Brief: The line containing "Extract the structured" marks the start; extract exactly from it through the last line of the entries, and omit any pictures.

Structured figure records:
╔══

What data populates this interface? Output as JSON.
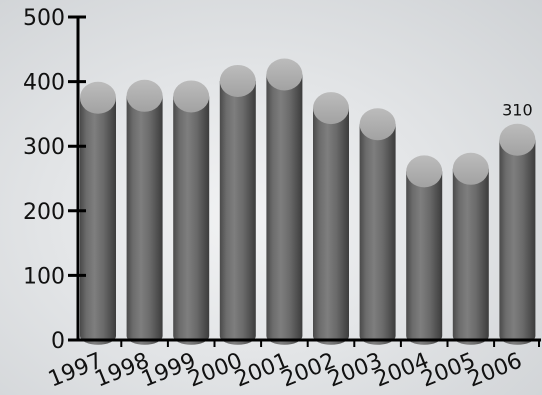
{
  "chart_data": {
    "type": "bar",
    "categories": [
      "1997",
      "1998",
      "1999",
      "2000",
      "2001",
      "2002",
      "2003",
      "2004",
      "2005",
      "2006"
    ],
    "values": [
      375,
      378,
      377,
      401,
      411,
      359,
      334,
      261,
      265,
      310
    ],
    "ylim": [
      0,
      500
    ],
    "yticks": [
      0,
      100,
      200,
      300,
      400,
      500
    ],
    "title": "",
    "xlabel": "",
    "ylabel": "",
    "data_labels": [
      {
        "category": "2006",
        "text": "310"
      }
    ],
    "style": {
      "bar_shape": "cylinder",
      "bar_color": "#6b6b6b",
      "bar_top_color": "#aaaaaa",
      "axis_color": "#000000",
      "grid": false,
      "legend": "none"
    }
  }
}
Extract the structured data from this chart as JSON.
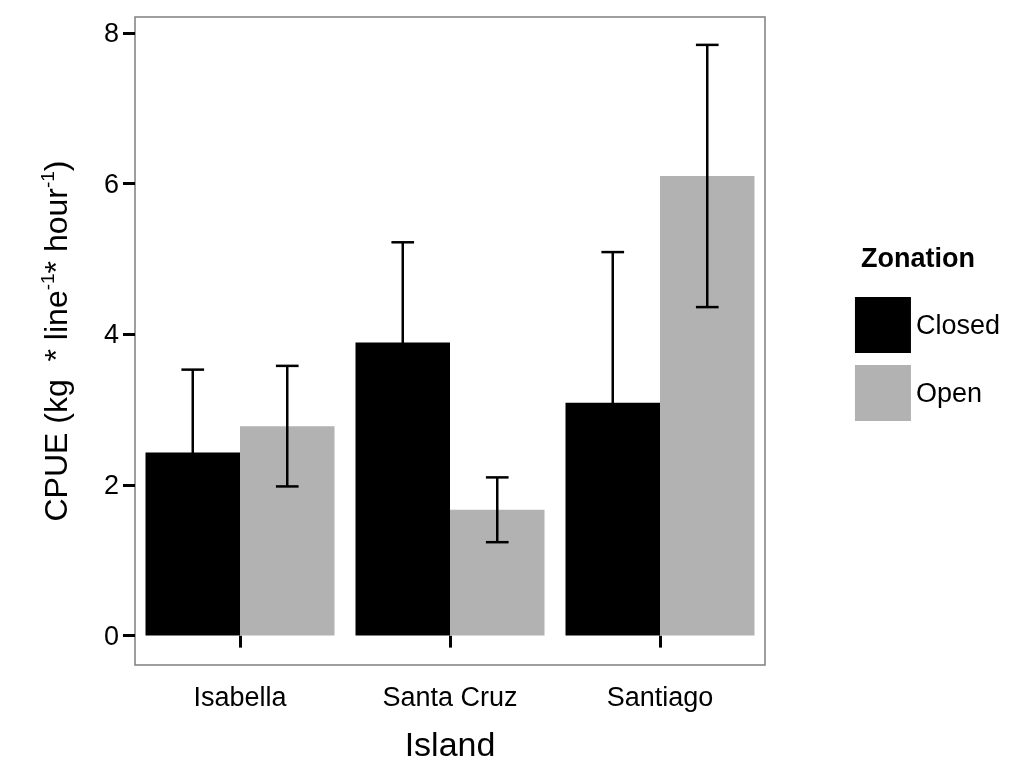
{
  "chart_data": {
    "type": "bar",
    "xlabel": "Island",
    "ylabel": "CPUE (kg  * line$^{-1}$* hour$^{-1}$)",
    "legend_title": "Zonation",
    "categories": [
      "Isabella",
      "Santa Cruz",
      "Santiago"
    ],
    "series": [
      {
        "name": "Closed",
        "color": "#000000",
        "values": [
          2.43,
          3.89,
          3.09
        ],
        "errors": [
          1.1,
          1.33,
          2.0
        ]
      },
      {
        "name": "Open",
        "color": "#b2b2b2",
        "values": [
          2.78,
          1.67,
          6.1
        ],
        "errors": [
          0.8,
          0.43,
          1.74
        ]
      }
    ],
    "ylim": [
      -0.39,
      8.21
    ],
    "yticks": [
      0,
      2,
      4,
      6,
      8
    ],
    "grid": false,
    "legend": "right"
  }
}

╚══

Worked solution:
Extract the structured data from this chart as JSON.
{
  "chart_data": {
    "type": "bar",
    "xlabel": "Island",
    "ylabel": "CPUE (kg  * line$^{-1}$* hour$^{-1}$)",
    "legend_title": "Zonation",
    "categories": [
      "Isabella",
      "Santa Cruz",
      "Santiago"
    ],
    "series": [
      {
        "name": "Closed",
        "color": "#000000",
        "values": [
          2.43,
          3.89,
          3.09
        ],
        "errors": [
          1.1,
          1.33,
          2.0
        ]
      },
      {
        "name": "Open",
        "color": "#b2b2b2",
        "values": [
          2.78,
          1.67,
          6.1
        ],
        "errors": [
          0.8,
          0.43,
          1.74
        ]
      }
    ],
    "ylim": [
      -0.39,
      8.21
    ],
    "yticks": [
      0,
      2,
      4,
      6,
      8
    ],
    "grid": false,
    "legend": "right"
  }
}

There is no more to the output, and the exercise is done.